Short task
Copy the material below word for word, from its first line through the line containing "beach-result1-image — [318, 794, 560, 1034]", with both of those lines included. Stop after that line.

* Start *

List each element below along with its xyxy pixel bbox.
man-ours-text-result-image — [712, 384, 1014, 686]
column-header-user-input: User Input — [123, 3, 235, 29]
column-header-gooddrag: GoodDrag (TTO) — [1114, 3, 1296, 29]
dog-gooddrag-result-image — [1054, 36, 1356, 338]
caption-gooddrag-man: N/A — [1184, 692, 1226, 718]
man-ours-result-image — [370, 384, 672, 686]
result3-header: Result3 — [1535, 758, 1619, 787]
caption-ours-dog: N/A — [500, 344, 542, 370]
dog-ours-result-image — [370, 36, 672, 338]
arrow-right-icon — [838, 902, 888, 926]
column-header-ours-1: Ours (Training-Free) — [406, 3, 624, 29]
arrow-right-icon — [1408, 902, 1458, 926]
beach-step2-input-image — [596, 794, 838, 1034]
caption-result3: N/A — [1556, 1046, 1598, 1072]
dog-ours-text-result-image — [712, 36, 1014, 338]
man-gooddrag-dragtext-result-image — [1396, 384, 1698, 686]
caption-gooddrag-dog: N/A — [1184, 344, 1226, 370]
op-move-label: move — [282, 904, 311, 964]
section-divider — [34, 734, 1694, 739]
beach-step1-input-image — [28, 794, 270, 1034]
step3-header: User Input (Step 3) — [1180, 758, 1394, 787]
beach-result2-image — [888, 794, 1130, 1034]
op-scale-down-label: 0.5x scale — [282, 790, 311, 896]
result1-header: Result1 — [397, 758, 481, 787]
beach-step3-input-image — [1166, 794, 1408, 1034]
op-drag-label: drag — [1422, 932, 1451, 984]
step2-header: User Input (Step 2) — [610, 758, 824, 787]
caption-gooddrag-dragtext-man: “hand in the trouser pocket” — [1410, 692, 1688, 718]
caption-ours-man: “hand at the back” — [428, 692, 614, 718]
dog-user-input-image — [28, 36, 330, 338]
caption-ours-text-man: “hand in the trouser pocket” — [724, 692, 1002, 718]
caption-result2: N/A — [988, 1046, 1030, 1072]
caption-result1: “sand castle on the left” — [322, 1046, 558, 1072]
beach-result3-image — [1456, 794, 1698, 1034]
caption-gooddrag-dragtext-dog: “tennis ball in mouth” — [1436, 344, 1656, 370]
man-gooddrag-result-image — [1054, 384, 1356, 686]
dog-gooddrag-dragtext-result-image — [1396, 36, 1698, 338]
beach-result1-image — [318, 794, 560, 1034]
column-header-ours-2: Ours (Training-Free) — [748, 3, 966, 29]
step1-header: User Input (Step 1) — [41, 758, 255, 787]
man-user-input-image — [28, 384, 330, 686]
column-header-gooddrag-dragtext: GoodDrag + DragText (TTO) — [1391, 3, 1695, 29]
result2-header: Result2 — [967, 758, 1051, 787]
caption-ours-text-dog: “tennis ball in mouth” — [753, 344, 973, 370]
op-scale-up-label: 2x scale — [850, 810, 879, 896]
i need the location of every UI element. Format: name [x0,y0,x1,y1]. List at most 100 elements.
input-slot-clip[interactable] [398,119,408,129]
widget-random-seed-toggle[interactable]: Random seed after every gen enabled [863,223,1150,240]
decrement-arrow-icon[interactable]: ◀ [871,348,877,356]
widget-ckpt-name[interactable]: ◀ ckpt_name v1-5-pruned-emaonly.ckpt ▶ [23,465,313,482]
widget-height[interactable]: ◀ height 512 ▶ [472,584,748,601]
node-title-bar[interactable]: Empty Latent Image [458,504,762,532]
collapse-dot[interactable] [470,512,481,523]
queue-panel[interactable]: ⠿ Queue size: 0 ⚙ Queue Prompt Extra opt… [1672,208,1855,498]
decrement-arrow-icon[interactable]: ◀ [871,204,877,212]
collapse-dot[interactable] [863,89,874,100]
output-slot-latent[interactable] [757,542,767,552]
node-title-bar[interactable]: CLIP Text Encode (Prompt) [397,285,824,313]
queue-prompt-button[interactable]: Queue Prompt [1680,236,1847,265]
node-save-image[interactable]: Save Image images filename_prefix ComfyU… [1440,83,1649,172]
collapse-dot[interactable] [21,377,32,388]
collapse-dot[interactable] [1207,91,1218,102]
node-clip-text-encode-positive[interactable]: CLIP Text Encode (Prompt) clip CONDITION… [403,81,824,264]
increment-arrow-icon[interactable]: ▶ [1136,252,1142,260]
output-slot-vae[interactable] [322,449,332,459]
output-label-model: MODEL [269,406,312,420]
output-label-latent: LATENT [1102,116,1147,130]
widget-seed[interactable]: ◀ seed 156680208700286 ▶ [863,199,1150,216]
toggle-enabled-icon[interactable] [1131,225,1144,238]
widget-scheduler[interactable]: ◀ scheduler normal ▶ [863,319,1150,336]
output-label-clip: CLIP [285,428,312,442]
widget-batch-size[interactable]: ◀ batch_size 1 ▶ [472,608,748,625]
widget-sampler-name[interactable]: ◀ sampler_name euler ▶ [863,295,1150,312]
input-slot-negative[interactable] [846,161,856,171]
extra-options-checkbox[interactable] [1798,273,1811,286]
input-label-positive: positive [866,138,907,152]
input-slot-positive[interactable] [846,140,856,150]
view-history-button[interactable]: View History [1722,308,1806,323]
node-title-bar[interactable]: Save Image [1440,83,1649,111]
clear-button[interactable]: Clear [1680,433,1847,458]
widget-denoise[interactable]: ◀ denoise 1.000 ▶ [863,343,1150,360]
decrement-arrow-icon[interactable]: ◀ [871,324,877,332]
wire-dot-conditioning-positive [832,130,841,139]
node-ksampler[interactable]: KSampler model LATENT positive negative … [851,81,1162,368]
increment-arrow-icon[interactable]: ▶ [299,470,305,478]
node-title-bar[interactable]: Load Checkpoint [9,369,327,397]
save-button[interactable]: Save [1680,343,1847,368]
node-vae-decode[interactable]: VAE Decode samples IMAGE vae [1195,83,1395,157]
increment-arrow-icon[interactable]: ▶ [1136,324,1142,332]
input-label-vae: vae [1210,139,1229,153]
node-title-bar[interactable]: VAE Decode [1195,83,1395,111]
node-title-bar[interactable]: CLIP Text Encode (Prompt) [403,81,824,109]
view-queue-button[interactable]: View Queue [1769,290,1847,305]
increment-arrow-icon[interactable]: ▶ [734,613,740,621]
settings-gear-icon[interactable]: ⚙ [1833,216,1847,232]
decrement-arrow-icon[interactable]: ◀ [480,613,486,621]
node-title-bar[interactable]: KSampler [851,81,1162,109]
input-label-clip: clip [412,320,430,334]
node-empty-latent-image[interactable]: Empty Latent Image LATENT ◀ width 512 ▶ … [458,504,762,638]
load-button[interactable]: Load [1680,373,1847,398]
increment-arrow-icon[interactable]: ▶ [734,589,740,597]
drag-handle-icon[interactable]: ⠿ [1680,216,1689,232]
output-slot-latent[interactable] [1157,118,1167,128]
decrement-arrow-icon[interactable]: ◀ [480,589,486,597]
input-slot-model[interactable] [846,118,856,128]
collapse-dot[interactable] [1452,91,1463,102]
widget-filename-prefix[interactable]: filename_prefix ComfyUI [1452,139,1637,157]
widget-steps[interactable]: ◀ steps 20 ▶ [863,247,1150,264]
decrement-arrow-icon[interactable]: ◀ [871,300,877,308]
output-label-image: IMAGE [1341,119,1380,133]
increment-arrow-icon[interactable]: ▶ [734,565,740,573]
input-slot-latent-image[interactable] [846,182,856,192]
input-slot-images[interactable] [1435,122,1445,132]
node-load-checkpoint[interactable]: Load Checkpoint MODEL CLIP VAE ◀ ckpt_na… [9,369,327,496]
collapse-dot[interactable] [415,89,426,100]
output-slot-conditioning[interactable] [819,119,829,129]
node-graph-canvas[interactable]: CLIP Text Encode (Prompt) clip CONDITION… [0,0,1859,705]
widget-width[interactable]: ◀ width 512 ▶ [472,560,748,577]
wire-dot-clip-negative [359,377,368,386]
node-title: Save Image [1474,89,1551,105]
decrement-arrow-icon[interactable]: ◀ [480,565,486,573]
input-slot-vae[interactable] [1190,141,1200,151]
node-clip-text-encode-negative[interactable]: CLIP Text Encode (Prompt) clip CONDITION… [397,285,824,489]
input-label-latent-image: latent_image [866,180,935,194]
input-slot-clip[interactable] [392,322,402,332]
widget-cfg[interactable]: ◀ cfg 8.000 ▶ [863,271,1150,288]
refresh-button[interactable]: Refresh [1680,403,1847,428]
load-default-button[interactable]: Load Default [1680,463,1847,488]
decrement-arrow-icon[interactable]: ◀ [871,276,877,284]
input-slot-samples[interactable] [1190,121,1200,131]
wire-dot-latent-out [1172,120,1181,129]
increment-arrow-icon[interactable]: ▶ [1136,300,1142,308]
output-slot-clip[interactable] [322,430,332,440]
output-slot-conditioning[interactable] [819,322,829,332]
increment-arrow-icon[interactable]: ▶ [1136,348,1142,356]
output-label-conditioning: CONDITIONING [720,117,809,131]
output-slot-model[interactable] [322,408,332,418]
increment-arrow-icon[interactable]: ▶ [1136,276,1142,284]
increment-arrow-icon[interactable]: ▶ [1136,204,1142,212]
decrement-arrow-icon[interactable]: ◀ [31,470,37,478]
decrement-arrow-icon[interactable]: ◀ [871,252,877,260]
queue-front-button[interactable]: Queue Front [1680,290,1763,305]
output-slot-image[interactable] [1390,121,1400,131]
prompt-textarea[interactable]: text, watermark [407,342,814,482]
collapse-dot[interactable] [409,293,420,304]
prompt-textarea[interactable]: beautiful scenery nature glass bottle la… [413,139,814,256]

* End *

Output for this exercise
List each element below along with its xyxy pixel bbox.
man-ours-text-result-image — [712, 384, 1014, 686]
column-header-user-input: User Input — [123, 3, 235, 29]
column-header-gooddrag: GoodDrag (TTO) — [1114, 3, 1296, 29]
dog-gooddrag-result-image — [1054, 36, 1356, 338]
caption-gooddrag-man: N/A — [1184, 692, 1226, 718]
man-ours-result-image — [370, 384, 672, 686]
result3-header: Result3 — [1535, 758, 1619, 787]
caption-ours-dog: N/A — [500, 344, 542, 370]
dog-ours-result-image — [370, 36, 672, 338]
arrow-right-icon — [838, 902, 888, 926]
column-header-ours-1: Ours (Training-Free) — [406, 3, 624, 29]
arrow-right-icon — [1408, 902, 1458, 926]
beach-step2-input-image — [596, 794, 838, 1034]
caption-result3: N/A — [1556, 1046, 1598, 1072]
dog-ours-text-result-image — [712, 36, 1014, 338]
man-gooddrag-dragtext-result-image — [1396, 384, 1698, 686]
caption-gooddrag-dog: N/A — [1184, 344, 1226, 370]
op-move-label: move — [282, 904, 311, 964]
section-divider — [34, 734, 1694, 739]
beach-step1-input-image — [28, 794, 270, 1034]
step3-header: User Input (Step 3) — [1180, 758, 1394, 787]
beach-result2-image — [888, 794, 1130, 1034]
op-scale-down-label: 0.5x scale — [282, 790, 311, 896]
result1-header: Result1 — [397, 758, 481, 787]
beach-step3-input-image — [1166, 794, 1408, 1034]
op-drag-label: drag — [1422, 932, 1451, 984]
step2-header: User Input (Step 2) — [610, 758, 824, 787]
caption-gooddrag-dragtext-man: “hand in the trouser pocket” — [1410, 692, 1688, 718]
caption-ours-man: “hand at the back” — [428, 692, 614, 718]
dog-user-input-image — [28, 36, 330, 338]
caption-ours-text-man: “hand in the trouser pocket” — [724, 692, 1002, 718]
caption-result2: N/A — [988, 1046, 1030, 1072]
caption-result1: “sand castle on the left” — [322, 1046, 558, 1072]
beach-result3-image — [1456, 794, 1698, 1034]
caption-gooddrag-dragtext-dog: “tennis ball in mouth” — [1436, 344, 1656, 370]
man-gooddrag-result-image — [1054, 384, 1356, 686]
dog-gooddrag-dragtext-result-image — [1396, 36, 1698, 338]
beach-result1-image — [318, 794, 560, 1034]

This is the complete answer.